(To be done)
Transcribe the material word for word, but without the images.
#####
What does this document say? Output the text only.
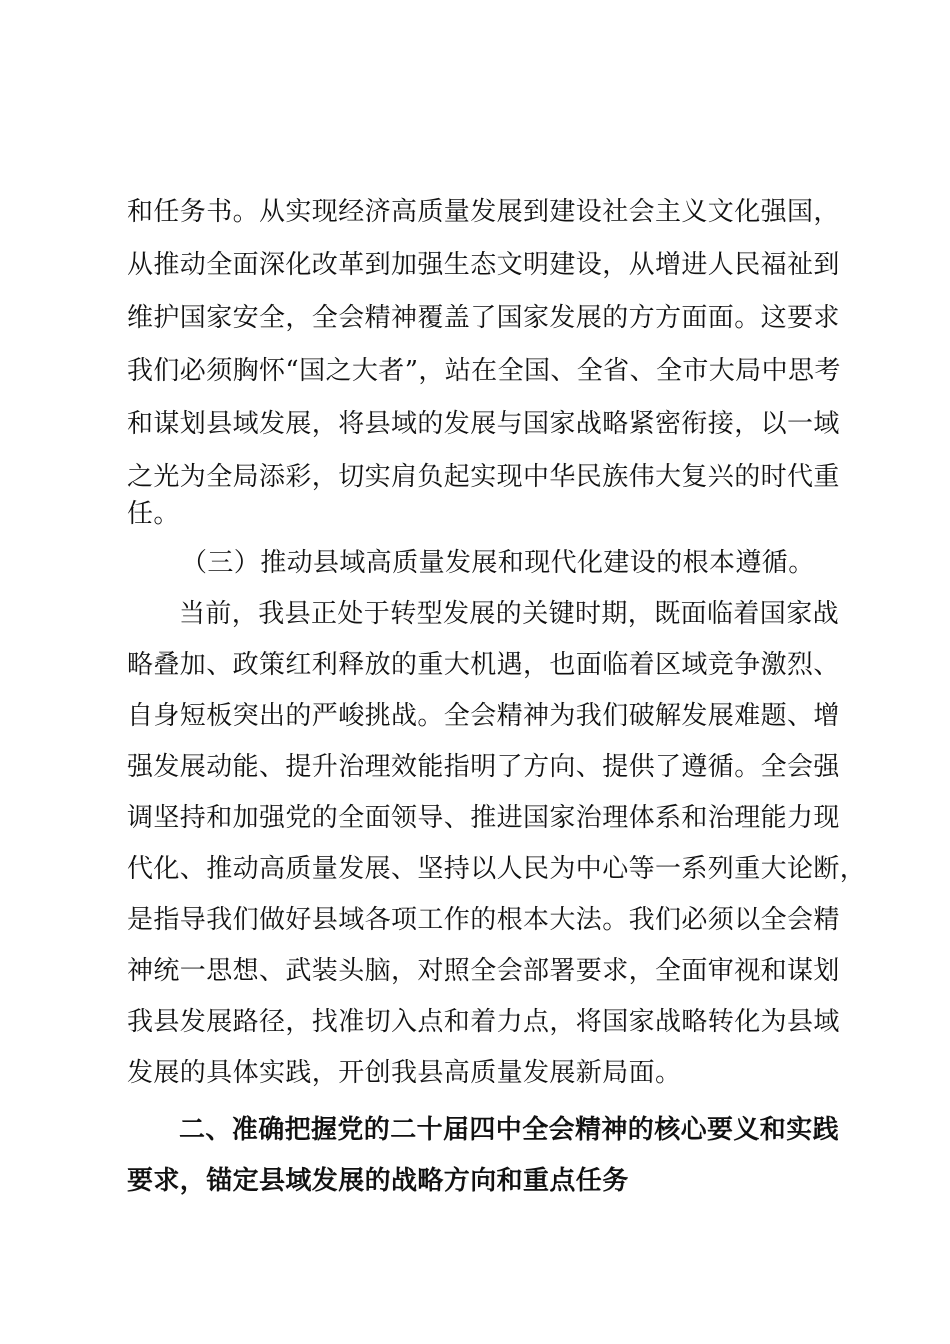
和任务书。从实现经济高质量发展到建设社会主义文化强国，
从推动全面深化改革到加强生态文明建设，从增进人民福祉到
维护国家安全，全会精神覆盖了国家发展的方方面面。这要求
我们必须胸怀“国之大者”，站在全国、全省、全市大局中思考
和谋划县域发展，将县域的发展与国家战略紧密衔接，以一域
之光为全局添彩，切实肩负起实现中华民族伟大复兴的时代重
任。
（三）推动县域高质量发展和现代化建设的根本遵循。
当前，我县正处于转型发展的关键时期，既面临着国家战
略叠加、政策红利释放的重大机遇，也面临着区域竞争激烈、
自身短板突出的严峻挑战。全会精神为我们破解发展难题、增
强发展动能、提升治理效能指明了方向、提供了遵循。全会强
调坚持和加强党的全面领导、推进国家治理体系和治理能力现
代化、推动高质量发展、坚持以人民为中心等一系列重大论断，
是指导我们做好县域各项工作的根本大法。我们必须以全会精
神统一思想、武装头脑，对照全会部署要求，全面审视和谋划
我县发展路径，找准切入点和着力点，将国家战略转化为县域
发展的具体实践，开创我县高质量发展新局面。
二、准确把握党的二十届四中全会精神的核心要义和实践
要求，锚定县域发展的战略方向和重点任务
#####
(Output for this exercise)
What does this document say? Output the text only.
和任务书。从实现经济高质量发展到建设社会主义文化强国，
从推动全面深化改革到加强生态文明建设，从增进人民福祉到
维护国家安全，全会精神覆盖了国家发展的方方面面。这要求
我们必须胸怀“国之大者”，站在全国、全省、全市大局中思考
和谋划县域发展，将县域的发展与国家战略紧密衔接，以一域
之光为全局添彩，切实肩负起实现中华民族伟大复兴的时代重
任。
（三）推动县域高质量发展和现代化建设的根本遵循。
当前，我县正处于转型发展的关键时期，既面临着国家战
略叠加、政策红利释放的重大机遇，也面临着区域竞争激烈、
自身短板突出的严峻挑战。全会精神为我们破解发展难题、增
强发展动能、提升治理效能指明了方向、提供了遵循。全会强
调坚持和加强党的全面领导、推进国家治理体系和治理能力现
代化、推动高质量发展、坚持以人民为中心等一系列重大论断，
是指导我们做好县域各项工作的根本大法。我们必须以全会精
神统一思想、武装头脑，对照全会部署要求，全面审视和谋划
我县发展路径，找准切入点和着力点，将国家战略转化为县域
发展的具体实践，开创我县高质量发展新局面。
二、准确把握党的二十届四中全会精神的核心要义和实践
要求，锚定县域发展的战略方向和重点任务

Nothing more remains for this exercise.